Description of the task: Each of the entries should be retyped precisely as it appears.

== == ==

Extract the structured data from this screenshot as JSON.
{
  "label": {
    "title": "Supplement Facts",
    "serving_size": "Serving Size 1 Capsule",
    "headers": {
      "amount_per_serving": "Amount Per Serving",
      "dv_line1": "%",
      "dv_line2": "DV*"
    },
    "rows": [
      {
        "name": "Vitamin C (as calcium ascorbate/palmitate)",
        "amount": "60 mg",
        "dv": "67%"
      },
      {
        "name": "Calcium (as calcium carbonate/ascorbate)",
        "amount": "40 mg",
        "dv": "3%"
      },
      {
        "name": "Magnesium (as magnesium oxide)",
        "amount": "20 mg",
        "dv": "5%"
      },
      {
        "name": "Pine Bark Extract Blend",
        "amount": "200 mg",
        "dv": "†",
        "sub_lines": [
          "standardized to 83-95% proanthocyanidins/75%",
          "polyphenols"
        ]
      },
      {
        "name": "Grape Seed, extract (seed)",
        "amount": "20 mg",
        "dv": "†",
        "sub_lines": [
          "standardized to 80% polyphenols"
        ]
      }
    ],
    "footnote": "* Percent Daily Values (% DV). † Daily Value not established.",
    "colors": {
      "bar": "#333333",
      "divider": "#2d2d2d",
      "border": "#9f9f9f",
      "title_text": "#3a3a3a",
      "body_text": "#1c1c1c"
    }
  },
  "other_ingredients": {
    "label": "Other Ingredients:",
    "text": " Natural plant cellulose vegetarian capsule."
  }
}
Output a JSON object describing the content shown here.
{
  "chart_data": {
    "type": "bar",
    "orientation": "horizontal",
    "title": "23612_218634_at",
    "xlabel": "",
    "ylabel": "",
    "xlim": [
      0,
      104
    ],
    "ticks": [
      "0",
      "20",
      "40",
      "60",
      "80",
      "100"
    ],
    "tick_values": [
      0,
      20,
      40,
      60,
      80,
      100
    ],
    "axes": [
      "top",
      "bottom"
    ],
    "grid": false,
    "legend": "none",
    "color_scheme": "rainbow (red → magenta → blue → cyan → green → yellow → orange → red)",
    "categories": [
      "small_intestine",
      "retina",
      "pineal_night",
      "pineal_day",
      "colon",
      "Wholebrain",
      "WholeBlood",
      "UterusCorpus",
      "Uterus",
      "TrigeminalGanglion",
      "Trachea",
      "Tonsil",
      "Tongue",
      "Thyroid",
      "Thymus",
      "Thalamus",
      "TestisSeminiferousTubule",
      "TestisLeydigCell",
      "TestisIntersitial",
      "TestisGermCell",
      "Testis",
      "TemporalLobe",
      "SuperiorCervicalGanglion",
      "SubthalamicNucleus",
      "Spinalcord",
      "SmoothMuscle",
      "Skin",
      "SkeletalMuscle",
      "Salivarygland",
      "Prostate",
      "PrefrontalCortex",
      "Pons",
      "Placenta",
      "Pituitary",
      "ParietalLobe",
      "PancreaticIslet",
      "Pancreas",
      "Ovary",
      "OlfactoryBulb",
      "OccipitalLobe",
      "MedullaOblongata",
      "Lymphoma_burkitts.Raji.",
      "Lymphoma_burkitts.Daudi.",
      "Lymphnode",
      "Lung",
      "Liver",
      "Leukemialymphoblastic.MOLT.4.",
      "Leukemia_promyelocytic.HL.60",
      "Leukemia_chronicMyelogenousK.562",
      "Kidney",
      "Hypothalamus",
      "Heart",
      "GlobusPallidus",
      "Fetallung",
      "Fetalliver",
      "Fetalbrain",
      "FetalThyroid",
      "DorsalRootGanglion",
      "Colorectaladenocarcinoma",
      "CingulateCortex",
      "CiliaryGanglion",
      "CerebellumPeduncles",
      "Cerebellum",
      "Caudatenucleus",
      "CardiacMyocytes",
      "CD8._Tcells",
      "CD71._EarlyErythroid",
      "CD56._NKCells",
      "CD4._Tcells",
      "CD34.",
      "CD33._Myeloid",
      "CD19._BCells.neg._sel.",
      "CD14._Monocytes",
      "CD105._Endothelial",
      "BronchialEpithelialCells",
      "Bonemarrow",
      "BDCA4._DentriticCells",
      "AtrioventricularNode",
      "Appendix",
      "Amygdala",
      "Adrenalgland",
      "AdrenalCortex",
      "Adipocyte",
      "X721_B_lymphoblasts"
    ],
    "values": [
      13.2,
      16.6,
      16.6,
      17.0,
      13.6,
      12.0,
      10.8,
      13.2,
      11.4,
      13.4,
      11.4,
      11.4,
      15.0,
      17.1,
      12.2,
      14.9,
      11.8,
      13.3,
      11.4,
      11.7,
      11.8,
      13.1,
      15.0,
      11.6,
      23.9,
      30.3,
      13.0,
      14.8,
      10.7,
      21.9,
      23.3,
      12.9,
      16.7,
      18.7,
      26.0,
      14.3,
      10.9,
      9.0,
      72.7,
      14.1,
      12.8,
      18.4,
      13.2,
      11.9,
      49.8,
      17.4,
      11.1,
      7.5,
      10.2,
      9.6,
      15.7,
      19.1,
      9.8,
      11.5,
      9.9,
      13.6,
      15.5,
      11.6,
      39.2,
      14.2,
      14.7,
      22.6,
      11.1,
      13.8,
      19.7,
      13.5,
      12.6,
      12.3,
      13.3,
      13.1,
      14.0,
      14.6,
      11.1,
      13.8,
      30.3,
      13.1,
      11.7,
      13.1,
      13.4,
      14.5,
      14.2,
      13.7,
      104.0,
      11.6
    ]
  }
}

== == ==

Solution below:
Extract the structured data from this screenshot as JSON.
{
  "label": {
    "title": "Supplement Facts",
    "serving_size": "Serving Size 1 Capsule",
    "headers": {
      "amount_per_serving": "Amount Per Serving",
      "dv_line1": "%",
      "dv_line2": "DV*"
    },
    "rows": [
      {
        "name": "Vitamin C (as calcium ascorbate/palmitate)",
        "amount": "60 mg",
        "dv": "67%"
      },
      {
        "name": "Calcium (as calcium carbonate/ascorbate)",
        "amount": "40 mg",
        "dv": "3%"
      },
      {
        "name": "Magnesium (as magnesium oxide)",
        "amount": "20 mg",
        "dv": "5%"
      },
      {
        "name": "Pine Bark Extract Blend",
        "amount": "200 mg",
        "dv": "†",
        "sub_lines": [
          "standardized to 83-95% proanthocyanidins/75%",
          "polyphenols"
        ]
      },
      {
        "name": "Grape Seed, extract (seed)",
        "amount": "20 mg",
        "dv": "†",
        "sub_lines": [
          "standardized to 80% polyphenols"
        ]
      }
    ],
    "footnote": "* Percent Daily Values (% DV). † Daily Value not established.",
    "colors": {
      "bar": "#333333",
      "divider": "#2d2d2d",
      "border": "#9f9f9f",
      "title_text": "#3a3a3a",
      "body_text": "#1c1c1c"
    }
  },
  "other_ingredients": {
    "label": "Other Ingredients:",
    "text": " Natural plant cellulose vegetarian capsule."
  }
}
Output a JSON object describing the content shown here.
{
  "chart_data": {
    "type": "bar",
    "orientation": "horizontal",
    "title": "23612_218634_at",
    "xlabel": "",
    "ylabel": "",
    "xlim": [
      0,
      104
    ],
    "ticks": [
      "0",
      "20",
      "40",
      "60",
      "80",
      "100"
    ],
    "tick_values": [
      0,
      20,
      40,
      60,
      80,
      100
    ],
    "axes": [
      "top",
      "bottom"
    ],
    "grid": false,
    "legend": "none",
    "color_scheme": "rainbow (red → magenta → blue → cyan → green → yellow → orange → red)",
    "categories": [
      "small_intestine",
      "retina",
      "pineal_night",
      "pineal_day",
      "colon",
      "Wholebrain",
      "WholeBlood",
      "UterusCorpus",
      "Uterus",
      "TrigeminalGanglion",
      "Trachea",
      "Tonsil",
      "Tongue",
      "Thyroid",
      "Thymus",
      "Thalamus",
      "TestisSeminiferousTubule",
      "TestisLeydigCell",
      "TestisIntersitial",
      "TestisGermCell",
      "Testis",
      "TemporalLobe",
      "SuperiorCervicalGanglion",
      "SubthalamicNucleus",
      "Spinalcord",
      "SmoothMuscle",
      "Skin",
      "SkeletalMuscle",
      "Salivarygland",
      "Prostate",
      "PrefrontalCortex",
      "Pons",
      "Placenta",
      "Pituitary",
      "ParietalLobe",
      "PancreaticIslet",
      "Pancreas",
      "Ovary",
      "OlfactoryBulb",
      "OccipitalLobe",
      "MedullaOblongata",
      "Lymphoma_burkitts.Raji.",
      "Lymphoma_burkitts.Daudi.",
      "Lymphnode",
      "Lung",
      "Liver",
      "Leukemialymphoblastic.MOLT.4.",
      "Leukemia_promyelocytic.HL.60",
      "Leukemia_chronicMyelogenousK.562",
      "Kidney",
      "Hypothalamus",
      "Heart",
      "GlobusPallidus",
      "Fetallung",
      "Fetalliver",
      "Fetalbrain",
      "FetalThyroid",
      "DorsalRootGanglion",
      "Colorectaladenocarcinoma",
      "CingulateCortex",
      "CiliaryGanglion",
      "CerebellumPeduncles",
      "Cerebellum",
      "Caudatenucleus",
      "CardiacMyocytes",
      "CD8._Tcells",
      "CD71._EarlyErythroid",
      "CD56._NKCells",
      "CD4._Tcells",
      "CD34.",
      "CD33._Myeloid",
      "CD19._BCells.neg._sel.",
      "CD14._Monocytes",
      "CD105._Endothelial",
      "BronchialEpithelialCells",
      "Bonemarrow",
      "BDCA4._DentriticCells",
      "AtrioventricularNode",
      "Appendix",
      "Amygdala",
      "Adrenalgland",
      "AdrenalCortex",
      "Adipocyte",
      "X721_B_lymphoblasts"
    ],
    "values": [
      13.2,
      16.6,
      16.6,
      17.0,
      13.6,
      12.0,
      10.8,
      13.2,
      11.4,
      13.4,
      11.4,
      11.4,
      15.0,
      17.1,
      12.2,
      14.9,
      11.8,
      13.3,
      11.4,
      11.7,
      11.8,
      13.1,
      15.0,
      11.6,
      23.9,
      30.3,
      13.0,
      14.8,
      10.7,
      21.9,
      23.3,
      12.9,
      16.7,
      18.7,
      26.0,
      14.3,
      10.9,
      9.0,
      72.7,
      14.1,
      12.8,
      18.4,
      13.2,
      11.9,
      49.8,
      17.4,
      11.1,
      7.5,
      10.2,
      9.6,
      15.7,
      19.1,
      9.8,
      11.5,
      9.9,
      13.6,
      15.5,
      11.6,
      39.2,
      14.2,
      14.7,
      22.6,
      11.1,
      13.8,
      19.7,
      13.5,
      12.6,
      12.3,
      13.3,
      13.1,
      14.0,
      14.6,
      11.1,
      13.8,
      30.3,
      13.1,
      11.7,
      13.1,
      13.4,
      14.5,
      14.2,
      13.7,
      104.0,
      11.6
    ]
  }
}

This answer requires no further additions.